STATED EXERCISE: Your task is to repeat the entries word for word while leaving out the pictures.

MATERIAL TO PROCESS:
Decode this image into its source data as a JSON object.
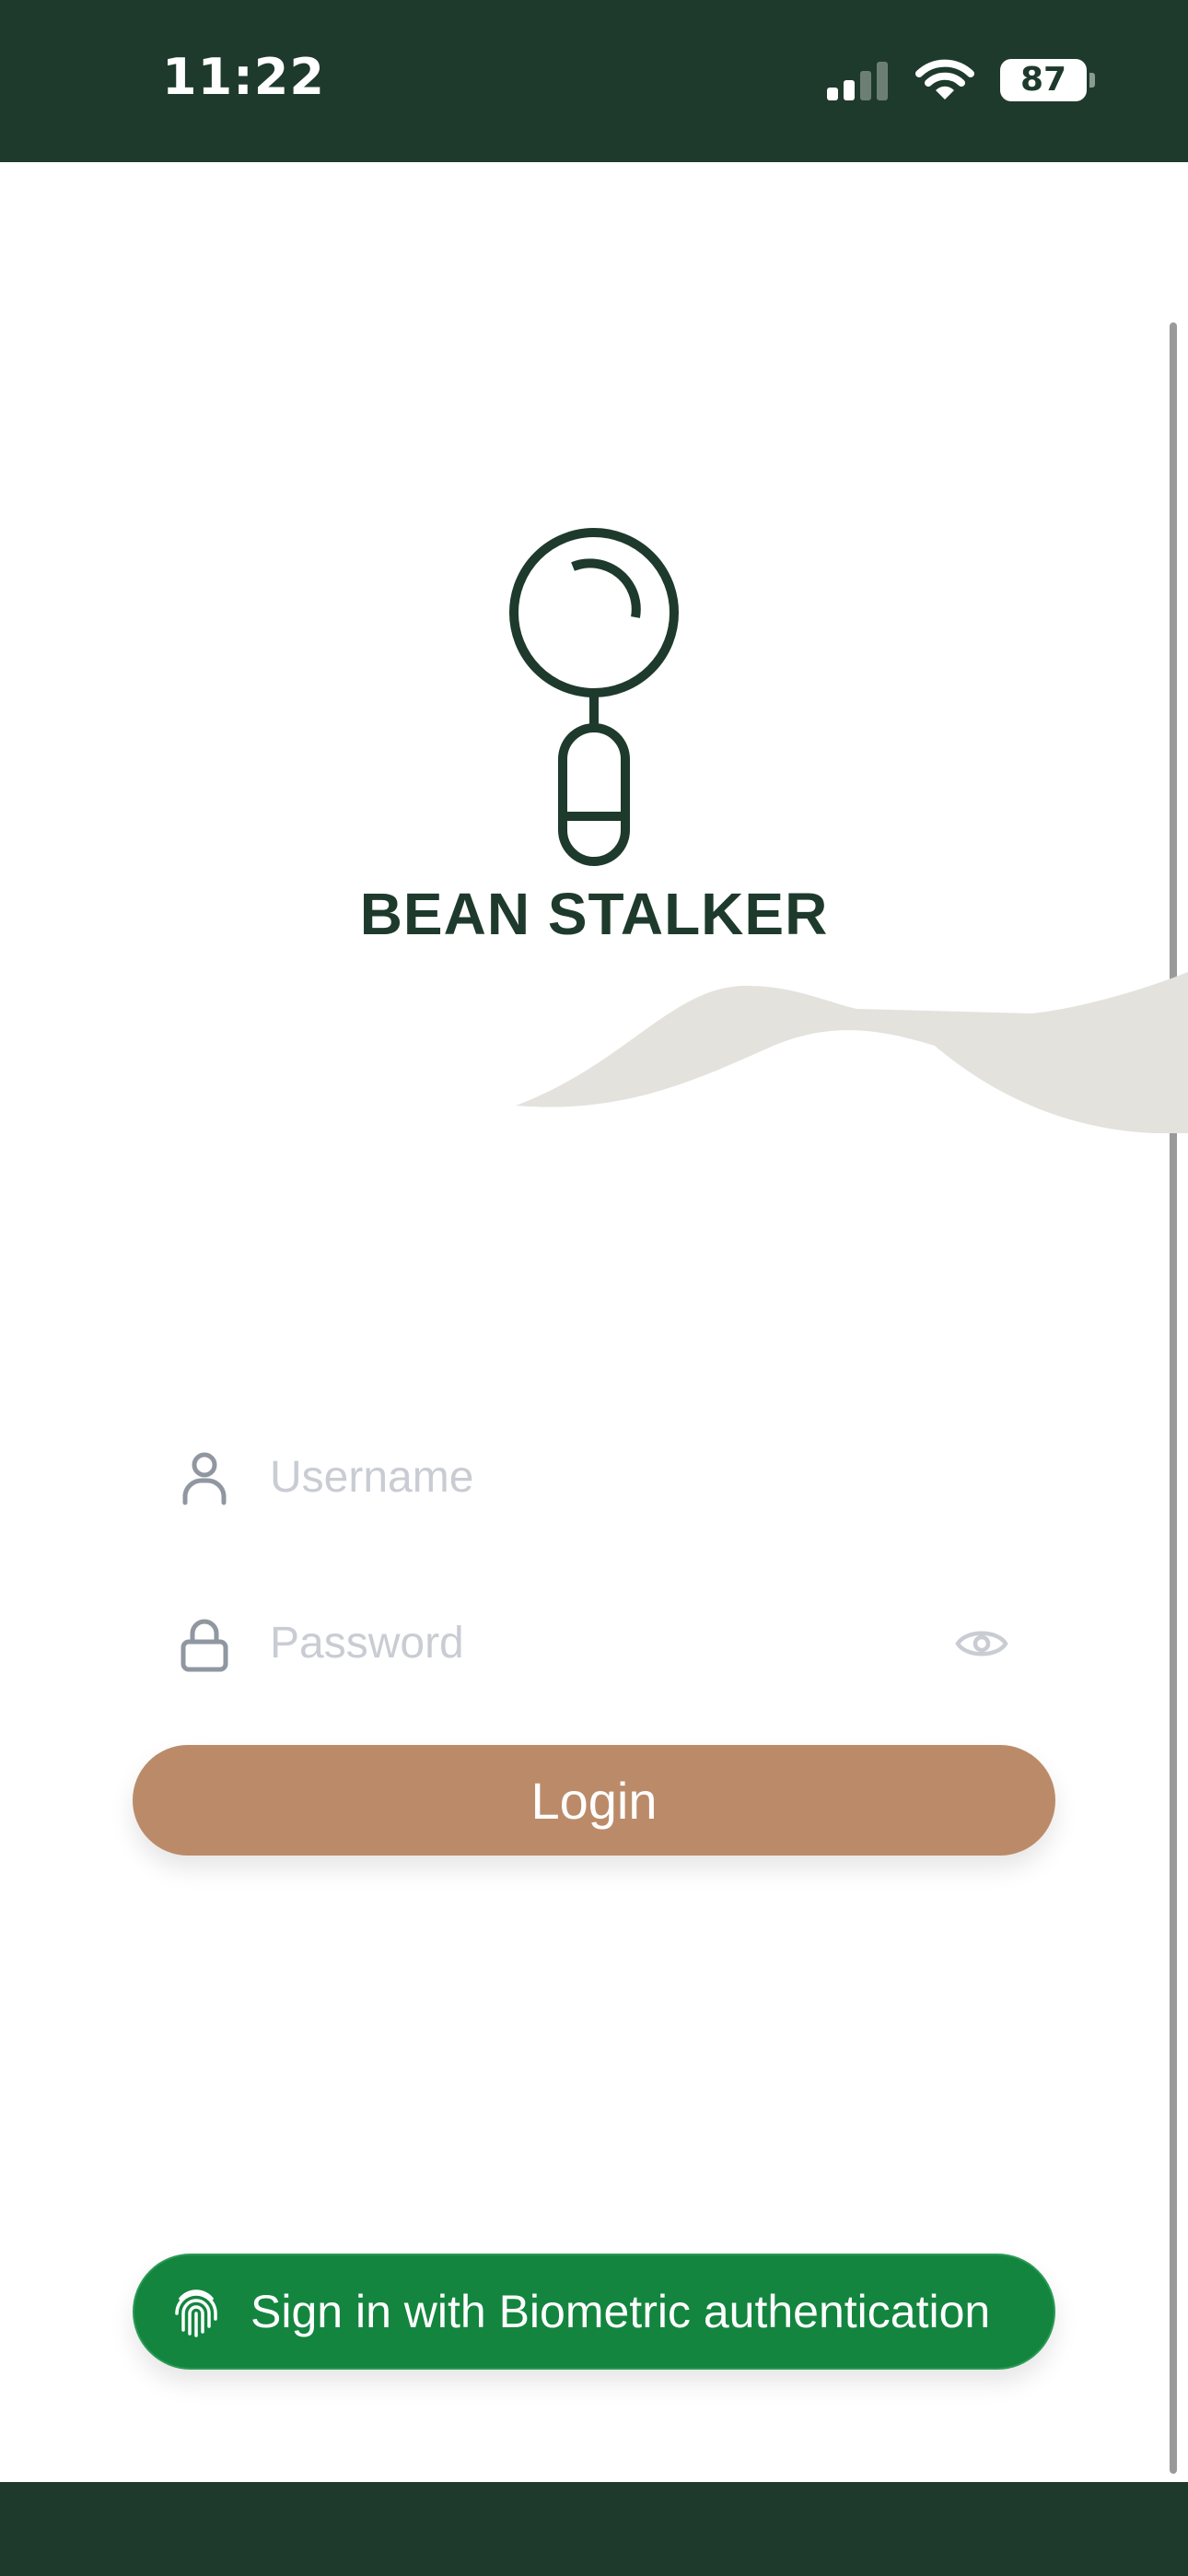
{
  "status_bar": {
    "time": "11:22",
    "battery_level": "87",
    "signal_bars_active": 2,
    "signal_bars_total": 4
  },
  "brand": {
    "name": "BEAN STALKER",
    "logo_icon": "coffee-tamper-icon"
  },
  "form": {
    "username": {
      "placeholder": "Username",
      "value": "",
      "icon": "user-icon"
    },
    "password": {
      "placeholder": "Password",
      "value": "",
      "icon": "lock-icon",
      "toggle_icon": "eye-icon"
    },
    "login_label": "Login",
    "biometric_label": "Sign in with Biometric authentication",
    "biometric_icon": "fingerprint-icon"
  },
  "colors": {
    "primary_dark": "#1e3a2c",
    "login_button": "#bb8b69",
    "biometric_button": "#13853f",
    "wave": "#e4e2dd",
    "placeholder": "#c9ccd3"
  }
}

EXERCISE ANSWER:
Decode this image into its source data as a JSON object.
{
  "status_bar": {
    "time": "11:22",
    "battery_level": "87",
    "signal_bars_active": 2,
    "signal_bars_total": 4
  },
  "brand": {
    "name": "BEAN STALKER",
    "logo_icon": "coffee-tamper-icon"
  },
  "form": {
    "username": {
      "placeholder": "Username",
      "value": "",
      "icon": "user-icon"
    },
    "password": {
      "placeholder": "Password",
      "value": "",
      "icon": "lock-icon",
      "toggle_icon": "eye-icon"
    },
    "login_label": "Login",
    "biometric_label": "Sign in with Biometric authentication",
    "biometric_icon": "fingerprint-icon"
  },
  "colors": {
    "primary_dark": "#1e3a2c",
    "login_button": "#bb8b69",
    "biometric_button": "#13853f",
    "wave": "#e4e2dd",
    "placeholder": "#c9ccd3"
  }
}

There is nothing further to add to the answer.